> Requirement: Find every line of the listing below where "объекта" appears, and copy it.

[begin Provided material]

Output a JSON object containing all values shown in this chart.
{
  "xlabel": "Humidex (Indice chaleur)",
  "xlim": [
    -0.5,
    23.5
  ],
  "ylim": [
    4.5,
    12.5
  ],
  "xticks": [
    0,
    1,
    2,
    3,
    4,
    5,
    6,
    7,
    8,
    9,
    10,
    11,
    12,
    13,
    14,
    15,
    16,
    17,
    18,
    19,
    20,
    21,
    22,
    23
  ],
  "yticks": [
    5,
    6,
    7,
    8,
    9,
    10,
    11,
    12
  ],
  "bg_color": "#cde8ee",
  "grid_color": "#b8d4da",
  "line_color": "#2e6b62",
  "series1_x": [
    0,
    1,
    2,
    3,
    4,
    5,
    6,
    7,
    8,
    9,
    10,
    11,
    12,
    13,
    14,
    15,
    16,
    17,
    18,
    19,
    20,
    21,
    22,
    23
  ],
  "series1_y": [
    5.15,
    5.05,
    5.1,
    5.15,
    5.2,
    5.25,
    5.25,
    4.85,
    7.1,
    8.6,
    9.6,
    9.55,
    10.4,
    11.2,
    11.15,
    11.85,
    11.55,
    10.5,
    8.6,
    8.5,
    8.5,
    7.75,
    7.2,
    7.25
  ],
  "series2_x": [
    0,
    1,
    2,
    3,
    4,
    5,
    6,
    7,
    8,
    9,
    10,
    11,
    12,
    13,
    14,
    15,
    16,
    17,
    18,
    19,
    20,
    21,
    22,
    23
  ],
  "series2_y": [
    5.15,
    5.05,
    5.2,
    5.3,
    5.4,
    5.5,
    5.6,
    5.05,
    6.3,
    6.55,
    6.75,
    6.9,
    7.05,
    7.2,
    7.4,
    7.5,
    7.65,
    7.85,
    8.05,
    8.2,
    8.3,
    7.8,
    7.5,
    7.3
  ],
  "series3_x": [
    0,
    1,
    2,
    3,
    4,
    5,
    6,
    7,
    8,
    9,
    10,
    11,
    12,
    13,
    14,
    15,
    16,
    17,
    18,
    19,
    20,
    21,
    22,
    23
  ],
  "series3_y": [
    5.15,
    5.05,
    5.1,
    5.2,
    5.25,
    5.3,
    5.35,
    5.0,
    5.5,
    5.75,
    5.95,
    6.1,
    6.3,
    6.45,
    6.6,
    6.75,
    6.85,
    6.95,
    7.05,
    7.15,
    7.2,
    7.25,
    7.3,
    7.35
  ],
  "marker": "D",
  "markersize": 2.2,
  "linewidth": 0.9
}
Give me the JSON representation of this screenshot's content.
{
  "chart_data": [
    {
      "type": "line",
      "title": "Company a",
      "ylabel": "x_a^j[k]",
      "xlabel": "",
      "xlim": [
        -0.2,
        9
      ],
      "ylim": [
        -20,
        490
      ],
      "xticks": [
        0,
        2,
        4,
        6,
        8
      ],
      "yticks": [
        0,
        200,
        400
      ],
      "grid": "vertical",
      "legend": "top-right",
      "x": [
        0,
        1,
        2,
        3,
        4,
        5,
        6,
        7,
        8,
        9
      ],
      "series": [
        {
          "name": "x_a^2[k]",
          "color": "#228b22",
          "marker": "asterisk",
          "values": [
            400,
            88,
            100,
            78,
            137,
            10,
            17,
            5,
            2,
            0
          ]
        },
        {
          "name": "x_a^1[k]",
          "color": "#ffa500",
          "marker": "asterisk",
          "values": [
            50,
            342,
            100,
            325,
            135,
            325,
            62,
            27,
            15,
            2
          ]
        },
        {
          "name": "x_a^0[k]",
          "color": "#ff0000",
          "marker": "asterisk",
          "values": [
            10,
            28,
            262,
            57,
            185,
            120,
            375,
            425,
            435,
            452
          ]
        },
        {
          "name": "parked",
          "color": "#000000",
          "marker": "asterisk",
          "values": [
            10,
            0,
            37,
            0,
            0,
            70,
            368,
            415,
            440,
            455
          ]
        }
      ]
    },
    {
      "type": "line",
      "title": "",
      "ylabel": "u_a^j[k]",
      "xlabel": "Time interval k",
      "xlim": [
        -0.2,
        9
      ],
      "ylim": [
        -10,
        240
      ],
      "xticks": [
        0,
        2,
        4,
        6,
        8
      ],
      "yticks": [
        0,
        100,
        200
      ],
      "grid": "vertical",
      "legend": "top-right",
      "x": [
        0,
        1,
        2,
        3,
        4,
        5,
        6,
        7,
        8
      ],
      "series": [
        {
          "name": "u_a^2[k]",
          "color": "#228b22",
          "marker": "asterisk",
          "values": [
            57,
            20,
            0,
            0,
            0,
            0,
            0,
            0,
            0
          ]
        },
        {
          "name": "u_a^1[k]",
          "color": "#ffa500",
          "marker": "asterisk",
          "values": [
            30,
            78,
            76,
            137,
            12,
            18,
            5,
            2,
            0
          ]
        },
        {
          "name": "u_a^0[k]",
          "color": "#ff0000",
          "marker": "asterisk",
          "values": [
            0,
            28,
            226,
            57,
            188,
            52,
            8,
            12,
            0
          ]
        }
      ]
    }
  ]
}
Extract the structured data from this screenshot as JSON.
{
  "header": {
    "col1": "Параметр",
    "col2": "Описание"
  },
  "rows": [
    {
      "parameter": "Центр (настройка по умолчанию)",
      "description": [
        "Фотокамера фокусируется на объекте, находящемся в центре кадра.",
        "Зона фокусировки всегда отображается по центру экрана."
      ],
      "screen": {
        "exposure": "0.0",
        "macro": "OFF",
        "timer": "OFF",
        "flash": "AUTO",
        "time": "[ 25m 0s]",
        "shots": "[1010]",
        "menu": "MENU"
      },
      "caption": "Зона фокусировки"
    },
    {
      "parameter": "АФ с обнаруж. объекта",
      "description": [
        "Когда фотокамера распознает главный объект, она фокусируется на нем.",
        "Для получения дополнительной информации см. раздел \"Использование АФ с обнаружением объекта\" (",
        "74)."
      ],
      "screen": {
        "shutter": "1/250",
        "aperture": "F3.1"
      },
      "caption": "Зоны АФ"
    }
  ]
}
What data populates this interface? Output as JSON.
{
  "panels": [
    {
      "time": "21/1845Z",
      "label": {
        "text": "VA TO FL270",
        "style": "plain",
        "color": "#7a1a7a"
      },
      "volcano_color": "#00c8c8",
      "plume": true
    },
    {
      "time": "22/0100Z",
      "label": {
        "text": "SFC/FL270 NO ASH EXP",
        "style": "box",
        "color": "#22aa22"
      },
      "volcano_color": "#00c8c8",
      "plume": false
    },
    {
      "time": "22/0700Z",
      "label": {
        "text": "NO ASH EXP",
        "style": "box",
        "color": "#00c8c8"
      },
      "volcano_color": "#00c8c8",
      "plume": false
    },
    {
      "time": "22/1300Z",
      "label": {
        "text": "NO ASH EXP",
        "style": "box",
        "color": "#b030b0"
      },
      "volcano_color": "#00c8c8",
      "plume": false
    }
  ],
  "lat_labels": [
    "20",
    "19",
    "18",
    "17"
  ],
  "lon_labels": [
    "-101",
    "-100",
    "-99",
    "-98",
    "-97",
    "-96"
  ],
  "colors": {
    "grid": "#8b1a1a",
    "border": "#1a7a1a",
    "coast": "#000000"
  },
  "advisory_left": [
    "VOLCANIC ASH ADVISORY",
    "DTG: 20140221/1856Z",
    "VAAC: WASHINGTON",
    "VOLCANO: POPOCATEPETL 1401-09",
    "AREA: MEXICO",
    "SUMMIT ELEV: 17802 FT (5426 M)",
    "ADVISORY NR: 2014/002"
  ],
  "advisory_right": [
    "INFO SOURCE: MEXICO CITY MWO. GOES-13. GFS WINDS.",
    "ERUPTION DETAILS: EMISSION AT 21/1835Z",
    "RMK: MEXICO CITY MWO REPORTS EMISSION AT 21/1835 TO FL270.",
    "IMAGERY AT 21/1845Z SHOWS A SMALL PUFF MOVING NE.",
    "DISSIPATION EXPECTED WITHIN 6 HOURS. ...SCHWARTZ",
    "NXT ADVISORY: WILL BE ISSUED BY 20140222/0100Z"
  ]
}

[end Provided material]

> Task output:
      "parameter": "АФ с обнаруж. объекта",
        "Для получения дополнительной информации см. раздел \"Использование АФ с обнаружением объекта\" (",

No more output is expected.